What you will do: In the Alteryx forum thread, reproduce the passage between "My problem is" and "or correct it.", inclusive, substituting "Column Y" for every occurrence of "Column X".

Alteryx Designer Desktop Discussions

Find answers, ask questions, and share expertise about Alteryx Designer Desktop and Intelligence Suite.
SOLVED

Alteryx skipping input files because they don't match the schema...but they do!

SergeantJack
8 - Asteroid

Hi.  I have a workflow set up and connected to a macro.  The macro makes the workflow cycle through every .xlsx file in a directory and pull out data from five different tabs in the Excel files.  These tabs have different schema.  Each tab's information is deposited into a separate workstream, which is then united later in the workflow.

 

My problem is this.  Currently I have four Excel files in the directory.  The first three Excel files have no data in Column X on one tab, and this is perfectly acceptable; however, the fourth file does have data in Column X.  When Alteryx reads in the data files, it determines that the fourth file has a different schema than the first three, and it skips that fourth file.  From what I've read in other threads, Alteryx is assigning a different data type to the fields with nulls than it is to the fields in the fourth that have actual data, which presents itself as different schema, but I can't figure out a way to verify this or correct it.

Data lines:
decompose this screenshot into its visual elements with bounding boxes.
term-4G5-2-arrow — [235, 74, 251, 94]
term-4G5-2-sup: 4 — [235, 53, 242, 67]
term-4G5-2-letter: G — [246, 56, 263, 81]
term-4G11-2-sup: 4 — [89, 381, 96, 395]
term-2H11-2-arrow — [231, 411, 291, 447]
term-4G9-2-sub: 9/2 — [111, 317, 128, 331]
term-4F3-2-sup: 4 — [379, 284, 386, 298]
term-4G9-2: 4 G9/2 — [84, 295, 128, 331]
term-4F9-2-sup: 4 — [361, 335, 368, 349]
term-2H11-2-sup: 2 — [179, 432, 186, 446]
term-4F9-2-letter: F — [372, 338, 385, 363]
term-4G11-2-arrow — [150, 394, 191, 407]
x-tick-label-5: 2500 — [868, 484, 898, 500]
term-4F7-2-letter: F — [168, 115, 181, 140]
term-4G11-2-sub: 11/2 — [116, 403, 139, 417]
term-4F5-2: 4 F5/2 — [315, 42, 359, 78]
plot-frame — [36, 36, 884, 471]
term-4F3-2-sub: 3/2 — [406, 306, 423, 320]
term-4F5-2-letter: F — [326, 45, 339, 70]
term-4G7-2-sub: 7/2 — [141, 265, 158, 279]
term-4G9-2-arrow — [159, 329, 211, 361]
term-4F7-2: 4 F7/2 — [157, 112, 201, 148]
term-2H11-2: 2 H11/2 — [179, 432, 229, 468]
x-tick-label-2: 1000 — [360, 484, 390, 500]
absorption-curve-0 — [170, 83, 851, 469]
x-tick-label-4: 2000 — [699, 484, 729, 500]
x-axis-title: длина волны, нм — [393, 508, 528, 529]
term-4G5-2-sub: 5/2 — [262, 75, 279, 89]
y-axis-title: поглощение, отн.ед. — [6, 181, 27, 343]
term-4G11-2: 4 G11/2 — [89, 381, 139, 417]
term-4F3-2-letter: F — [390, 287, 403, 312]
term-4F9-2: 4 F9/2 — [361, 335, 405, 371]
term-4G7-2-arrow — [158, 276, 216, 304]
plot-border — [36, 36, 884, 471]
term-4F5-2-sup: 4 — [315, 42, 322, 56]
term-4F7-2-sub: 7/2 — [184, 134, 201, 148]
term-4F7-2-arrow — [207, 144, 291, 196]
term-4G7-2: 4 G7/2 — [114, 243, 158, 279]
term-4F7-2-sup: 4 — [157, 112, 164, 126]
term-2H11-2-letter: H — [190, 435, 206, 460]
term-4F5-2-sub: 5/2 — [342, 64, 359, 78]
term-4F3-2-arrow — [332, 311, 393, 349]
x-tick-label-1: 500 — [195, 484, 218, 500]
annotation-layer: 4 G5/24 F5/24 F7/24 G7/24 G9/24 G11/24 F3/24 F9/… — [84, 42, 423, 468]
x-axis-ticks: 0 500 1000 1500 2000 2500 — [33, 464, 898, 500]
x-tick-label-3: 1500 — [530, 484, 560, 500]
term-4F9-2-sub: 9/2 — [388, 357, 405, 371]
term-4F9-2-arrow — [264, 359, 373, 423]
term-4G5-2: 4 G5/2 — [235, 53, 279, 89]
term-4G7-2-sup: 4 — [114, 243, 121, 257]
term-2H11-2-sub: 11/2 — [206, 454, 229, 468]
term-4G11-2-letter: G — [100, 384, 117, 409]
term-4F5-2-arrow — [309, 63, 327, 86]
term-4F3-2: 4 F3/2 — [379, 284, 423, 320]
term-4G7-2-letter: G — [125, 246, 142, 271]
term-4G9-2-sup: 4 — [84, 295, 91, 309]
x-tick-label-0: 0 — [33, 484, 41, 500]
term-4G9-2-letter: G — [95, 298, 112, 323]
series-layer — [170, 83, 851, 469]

The answer:
My problem is this.  Currently I have four Excel files in the directory.  The first three Excel files have no data in Column Y on one tab, and this is perfectly acceptable; however, the fourth file does have data in Column Y.  When Alteryx reads in the data files, it determines that the fourth file has a different schema than the first three, and it skips that fourth file.  From what I've read in other threads, Alteryx is assigning a different data type to the fields with nulls than it is to the fields in the fourth that have actual data, which presents itself as different schema, but I can't figure out a way to verify this or correct it.